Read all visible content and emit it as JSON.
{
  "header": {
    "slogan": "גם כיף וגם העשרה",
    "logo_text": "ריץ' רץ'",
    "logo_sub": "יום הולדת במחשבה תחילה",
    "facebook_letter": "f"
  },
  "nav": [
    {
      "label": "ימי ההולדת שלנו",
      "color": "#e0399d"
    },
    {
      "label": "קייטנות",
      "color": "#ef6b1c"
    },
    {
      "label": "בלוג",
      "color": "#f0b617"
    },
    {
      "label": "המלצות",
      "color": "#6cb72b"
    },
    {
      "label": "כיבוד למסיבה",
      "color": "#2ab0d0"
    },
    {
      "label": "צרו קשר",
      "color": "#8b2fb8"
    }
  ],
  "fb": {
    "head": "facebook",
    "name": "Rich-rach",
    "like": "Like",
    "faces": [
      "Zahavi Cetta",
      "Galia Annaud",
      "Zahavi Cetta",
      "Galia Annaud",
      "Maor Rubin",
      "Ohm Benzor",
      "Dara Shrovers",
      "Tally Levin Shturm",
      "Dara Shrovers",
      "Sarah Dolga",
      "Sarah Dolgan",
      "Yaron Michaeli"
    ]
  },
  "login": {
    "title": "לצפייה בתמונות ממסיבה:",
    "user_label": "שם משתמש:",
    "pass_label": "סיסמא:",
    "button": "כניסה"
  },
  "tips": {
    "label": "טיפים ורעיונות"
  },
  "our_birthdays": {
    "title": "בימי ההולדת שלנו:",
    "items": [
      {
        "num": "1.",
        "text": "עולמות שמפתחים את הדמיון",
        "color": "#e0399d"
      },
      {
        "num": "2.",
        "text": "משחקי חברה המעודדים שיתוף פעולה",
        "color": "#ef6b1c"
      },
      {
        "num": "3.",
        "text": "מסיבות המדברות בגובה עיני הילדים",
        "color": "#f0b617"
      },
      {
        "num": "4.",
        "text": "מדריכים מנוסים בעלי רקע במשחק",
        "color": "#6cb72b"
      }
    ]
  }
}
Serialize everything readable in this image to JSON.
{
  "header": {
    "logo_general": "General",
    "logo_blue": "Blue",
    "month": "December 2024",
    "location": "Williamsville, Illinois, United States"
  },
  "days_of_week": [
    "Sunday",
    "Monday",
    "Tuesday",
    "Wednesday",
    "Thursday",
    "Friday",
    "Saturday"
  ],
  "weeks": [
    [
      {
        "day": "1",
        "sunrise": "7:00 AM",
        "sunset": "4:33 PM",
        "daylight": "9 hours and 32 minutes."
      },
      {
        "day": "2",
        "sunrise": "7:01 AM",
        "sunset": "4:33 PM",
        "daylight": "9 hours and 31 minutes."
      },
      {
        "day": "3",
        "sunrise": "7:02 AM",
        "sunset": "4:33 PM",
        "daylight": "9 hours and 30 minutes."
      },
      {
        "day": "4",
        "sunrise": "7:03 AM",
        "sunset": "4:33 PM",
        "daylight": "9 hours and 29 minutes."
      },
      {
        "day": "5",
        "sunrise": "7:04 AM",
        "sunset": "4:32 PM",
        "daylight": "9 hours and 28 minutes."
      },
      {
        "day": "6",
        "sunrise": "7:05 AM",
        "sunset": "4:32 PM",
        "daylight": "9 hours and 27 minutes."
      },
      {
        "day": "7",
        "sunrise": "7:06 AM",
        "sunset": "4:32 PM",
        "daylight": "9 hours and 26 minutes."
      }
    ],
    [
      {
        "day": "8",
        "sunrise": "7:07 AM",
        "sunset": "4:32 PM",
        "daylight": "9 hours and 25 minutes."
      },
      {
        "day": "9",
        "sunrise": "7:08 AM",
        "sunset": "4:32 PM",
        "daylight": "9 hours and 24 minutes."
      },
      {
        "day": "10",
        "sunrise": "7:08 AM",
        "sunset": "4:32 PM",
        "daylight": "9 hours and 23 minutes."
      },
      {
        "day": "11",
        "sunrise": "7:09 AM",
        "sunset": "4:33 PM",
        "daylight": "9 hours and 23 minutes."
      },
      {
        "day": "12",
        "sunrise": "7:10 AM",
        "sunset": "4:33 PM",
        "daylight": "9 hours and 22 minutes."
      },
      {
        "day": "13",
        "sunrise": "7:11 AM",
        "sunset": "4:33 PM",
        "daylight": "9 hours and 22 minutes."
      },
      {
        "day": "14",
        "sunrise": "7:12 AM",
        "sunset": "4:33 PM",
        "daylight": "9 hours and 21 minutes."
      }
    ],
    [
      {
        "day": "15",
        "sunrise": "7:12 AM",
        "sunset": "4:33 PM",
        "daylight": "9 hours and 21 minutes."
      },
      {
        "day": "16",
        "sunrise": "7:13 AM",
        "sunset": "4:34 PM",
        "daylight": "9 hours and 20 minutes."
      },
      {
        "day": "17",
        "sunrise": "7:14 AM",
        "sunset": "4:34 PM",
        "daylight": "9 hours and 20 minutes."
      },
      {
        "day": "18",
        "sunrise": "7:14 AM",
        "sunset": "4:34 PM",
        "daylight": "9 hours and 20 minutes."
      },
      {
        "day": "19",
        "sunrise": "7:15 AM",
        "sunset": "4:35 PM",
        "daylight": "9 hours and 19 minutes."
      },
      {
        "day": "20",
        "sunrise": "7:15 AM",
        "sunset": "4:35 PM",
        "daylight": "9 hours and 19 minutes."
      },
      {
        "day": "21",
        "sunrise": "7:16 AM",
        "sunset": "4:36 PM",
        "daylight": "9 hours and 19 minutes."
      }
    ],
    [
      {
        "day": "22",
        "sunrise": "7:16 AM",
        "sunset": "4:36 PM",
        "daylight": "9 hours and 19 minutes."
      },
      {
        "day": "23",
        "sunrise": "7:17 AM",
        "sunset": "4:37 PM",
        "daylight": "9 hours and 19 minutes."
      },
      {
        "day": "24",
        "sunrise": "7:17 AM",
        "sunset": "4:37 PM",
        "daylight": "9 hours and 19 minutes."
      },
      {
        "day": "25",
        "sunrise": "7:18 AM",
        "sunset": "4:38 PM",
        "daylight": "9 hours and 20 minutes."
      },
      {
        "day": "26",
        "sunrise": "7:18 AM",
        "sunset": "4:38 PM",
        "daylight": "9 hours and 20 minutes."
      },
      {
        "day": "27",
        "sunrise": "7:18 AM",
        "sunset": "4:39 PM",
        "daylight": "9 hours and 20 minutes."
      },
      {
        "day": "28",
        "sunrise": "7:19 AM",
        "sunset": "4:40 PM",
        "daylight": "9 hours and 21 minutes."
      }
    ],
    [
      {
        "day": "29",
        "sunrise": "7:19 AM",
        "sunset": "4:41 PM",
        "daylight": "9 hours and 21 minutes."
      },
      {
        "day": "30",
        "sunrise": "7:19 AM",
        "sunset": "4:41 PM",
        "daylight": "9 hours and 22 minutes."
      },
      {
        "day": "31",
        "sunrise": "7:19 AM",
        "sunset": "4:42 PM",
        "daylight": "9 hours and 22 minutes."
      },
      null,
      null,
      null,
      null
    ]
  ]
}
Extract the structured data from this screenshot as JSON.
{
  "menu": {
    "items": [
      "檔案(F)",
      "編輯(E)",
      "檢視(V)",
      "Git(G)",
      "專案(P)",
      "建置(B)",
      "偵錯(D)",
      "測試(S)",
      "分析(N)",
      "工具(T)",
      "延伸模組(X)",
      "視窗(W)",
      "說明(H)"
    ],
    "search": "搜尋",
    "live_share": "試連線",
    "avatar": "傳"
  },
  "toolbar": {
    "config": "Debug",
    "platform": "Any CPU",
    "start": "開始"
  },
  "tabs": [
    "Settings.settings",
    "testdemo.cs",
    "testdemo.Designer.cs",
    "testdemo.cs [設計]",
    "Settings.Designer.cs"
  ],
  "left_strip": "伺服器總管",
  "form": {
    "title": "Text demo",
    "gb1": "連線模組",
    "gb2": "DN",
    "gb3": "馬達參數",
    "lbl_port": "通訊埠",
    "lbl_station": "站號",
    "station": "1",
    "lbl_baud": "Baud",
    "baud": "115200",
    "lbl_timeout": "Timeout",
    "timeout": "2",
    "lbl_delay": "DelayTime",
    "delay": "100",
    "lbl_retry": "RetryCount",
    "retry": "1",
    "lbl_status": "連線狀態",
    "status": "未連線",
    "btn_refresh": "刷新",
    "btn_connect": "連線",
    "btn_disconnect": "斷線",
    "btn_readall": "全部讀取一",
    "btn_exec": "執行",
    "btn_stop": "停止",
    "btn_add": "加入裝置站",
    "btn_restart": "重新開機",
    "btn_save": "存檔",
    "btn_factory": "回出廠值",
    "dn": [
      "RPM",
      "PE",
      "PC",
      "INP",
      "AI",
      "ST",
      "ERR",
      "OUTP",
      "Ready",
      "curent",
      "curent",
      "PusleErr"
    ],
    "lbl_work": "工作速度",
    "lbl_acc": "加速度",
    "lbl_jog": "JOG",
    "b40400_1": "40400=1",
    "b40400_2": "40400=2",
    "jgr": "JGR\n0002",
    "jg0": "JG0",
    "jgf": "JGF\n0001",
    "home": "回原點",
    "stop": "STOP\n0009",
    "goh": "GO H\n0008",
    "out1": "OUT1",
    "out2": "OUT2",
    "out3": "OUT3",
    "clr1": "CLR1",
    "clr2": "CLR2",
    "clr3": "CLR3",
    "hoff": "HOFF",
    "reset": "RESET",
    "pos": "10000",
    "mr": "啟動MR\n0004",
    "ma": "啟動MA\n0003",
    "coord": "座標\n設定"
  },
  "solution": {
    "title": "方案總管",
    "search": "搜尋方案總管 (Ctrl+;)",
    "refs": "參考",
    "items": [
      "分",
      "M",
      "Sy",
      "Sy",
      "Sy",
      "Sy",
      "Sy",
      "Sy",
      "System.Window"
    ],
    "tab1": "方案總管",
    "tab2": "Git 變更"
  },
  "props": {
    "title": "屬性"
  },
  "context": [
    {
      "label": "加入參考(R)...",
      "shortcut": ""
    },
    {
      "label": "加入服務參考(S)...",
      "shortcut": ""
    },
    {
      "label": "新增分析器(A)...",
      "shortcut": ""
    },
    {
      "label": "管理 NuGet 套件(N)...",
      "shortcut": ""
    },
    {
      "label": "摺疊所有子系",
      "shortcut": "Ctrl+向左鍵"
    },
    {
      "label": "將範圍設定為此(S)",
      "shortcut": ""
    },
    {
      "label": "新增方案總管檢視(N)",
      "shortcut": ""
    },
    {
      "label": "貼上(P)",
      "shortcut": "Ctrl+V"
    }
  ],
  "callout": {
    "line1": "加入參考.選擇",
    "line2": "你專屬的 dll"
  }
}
#####
=== Exercise brief ===
In the entries above, some lines may contain the string "ההולדת"; report how many, without additional comment.

=== Finished task ===
2